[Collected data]
.....

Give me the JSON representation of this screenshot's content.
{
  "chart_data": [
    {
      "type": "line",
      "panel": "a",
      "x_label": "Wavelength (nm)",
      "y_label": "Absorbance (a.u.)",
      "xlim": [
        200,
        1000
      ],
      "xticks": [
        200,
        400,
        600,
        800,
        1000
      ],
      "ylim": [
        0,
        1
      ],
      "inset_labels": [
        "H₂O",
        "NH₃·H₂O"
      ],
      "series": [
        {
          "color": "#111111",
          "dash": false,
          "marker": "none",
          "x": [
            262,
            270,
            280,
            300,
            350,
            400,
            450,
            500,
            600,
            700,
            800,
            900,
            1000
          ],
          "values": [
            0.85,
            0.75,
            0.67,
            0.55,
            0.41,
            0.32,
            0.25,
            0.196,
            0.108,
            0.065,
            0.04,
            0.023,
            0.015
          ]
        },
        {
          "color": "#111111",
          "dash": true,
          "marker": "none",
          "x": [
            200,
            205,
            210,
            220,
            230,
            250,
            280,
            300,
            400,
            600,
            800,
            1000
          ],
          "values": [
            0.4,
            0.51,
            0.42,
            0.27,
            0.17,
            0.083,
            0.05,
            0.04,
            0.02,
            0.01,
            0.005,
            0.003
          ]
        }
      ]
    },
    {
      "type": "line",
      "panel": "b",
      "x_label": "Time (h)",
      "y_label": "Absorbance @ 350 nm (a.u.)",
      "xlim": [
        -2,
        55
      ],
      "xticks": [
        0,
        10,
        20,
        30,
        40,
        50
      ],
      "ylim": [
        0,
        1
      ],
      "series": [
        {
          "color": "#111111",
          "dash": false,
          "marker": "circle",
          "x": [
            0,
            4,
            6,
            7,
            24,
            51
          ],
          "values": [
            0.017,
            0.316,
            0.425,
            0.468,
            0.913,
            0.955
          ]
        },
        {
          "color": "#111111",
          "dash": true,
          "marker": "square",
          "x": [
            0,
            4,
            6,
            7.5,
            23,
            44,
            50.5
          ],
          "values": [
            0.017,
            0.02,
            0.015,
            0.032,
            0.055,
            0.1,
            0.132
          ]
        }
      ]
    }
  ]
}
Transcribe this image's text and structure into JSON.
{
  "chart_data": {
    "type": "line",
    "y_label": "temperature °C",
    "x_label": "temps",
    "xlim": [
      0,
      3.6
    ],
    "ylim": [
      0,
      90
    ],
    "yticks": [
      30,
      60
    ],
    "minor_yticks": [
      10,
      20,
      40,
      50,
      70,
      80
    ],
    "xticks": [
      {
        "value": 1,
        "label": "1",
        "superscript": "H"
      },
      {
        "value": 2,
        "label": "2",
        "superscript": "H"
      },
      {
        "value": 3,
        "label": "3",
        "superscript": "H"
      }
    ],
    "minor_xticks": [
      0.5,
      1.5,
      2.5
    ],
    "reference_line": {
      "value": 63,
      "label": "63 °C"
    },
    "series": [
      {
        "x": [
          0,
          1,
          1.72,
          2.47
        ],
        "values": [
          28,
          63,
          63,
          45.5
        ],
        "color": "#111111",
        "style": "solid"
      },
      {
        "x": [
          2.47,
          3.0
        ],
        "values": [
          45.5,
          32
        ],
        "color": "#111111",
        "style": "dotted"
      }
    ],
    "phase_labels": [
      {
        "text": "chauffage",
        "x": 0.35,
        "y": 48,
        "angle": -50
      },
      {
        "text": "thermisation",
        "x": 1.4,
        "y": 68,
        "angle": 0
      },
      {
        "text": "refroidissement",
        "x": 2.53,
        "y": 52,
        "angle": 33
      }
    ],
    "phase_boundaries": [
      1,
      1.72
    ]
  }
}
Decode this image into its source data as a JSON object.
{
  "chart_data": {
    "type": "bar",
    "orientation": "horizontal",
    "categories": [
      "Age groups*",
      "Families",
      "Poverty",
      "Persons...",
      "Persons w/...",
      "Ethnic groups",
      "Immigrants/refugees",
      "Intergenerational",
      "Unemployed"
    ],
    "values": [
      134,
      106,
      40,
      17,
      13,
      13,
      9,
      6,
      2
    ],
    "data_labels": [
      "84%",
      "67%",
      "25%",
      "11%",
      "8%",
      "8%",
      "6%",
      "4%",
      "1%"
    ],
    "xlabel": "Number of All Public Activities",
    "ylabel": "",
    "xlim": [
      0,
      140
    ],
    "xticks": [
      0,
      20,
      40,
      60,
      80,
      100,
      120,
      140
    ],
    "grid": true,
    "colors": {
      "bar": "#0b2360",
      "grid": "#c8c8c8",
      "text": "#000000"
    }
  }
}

.....

= YOUR GOAL =
Report back each line of the entries that holds the string "this".

= ANSWER TO THE TASK =
Give me the JSON representation of this screenshot's content.
Transcribe this image's text and structure into JSON.
Decode this image into its source data as a JSON object.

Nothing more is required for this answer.